- _EXERCISE PROMPT_
Copy out each line in the material below that has the word "TherHappy".

- _DATA PROVIDED_
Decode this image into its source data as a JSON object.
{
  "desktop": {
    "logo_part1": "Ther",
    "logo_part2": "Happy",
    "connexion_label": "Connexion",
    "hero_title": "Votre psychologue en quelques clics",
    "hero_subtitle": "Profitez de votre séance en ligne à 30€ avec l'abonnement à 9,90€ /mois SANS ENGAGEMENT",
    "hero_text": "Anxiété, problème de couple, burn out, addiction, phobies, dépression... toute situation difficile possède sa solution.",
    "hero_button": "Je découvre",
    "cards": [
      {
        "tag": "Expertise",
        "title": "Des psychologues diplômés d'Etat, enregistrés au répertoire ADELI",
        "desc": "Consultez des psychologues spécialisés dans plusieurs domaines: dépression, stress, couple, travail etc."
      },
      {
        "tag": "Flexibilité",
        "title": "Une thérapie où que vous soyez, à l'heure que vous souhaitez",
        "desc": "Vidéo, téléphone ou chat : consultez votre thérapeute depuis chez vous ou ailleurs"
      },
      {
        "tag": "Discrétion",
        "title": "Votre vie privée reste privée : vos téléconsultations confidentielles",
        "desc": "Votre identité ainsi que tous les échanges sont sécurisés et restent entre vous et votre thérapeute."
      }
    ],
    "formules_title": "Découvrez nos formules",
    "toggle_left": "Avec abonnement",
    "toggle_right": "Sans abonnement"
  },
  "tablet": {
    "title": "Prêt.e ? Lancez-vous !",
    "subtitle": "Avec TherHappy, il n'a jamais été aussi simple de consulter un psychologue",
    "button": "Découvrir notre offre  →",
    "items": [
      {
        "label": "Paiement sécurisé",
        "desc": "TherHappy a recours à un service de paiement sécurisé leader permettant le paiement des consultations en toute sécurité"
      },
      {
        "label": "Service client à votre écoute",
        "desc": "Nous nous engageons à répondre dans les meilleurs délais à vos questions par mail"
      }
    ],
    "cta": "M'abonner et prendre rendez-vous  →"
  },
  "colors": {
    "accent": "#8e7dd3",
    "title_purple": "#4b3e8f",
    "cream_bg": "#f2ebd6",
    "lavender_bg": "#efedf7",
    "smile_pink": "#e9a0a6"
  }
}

- _SOLUTION FOR THIS EXERCISE_
    "subtitle": "Avec TherHappy, il n'a jamais été aussi simple de consulter un psychologue",
        "desc": "TherHappy a recours à un service de paiement sécurisé leader permettant le paiement des consultations en toute sécurité"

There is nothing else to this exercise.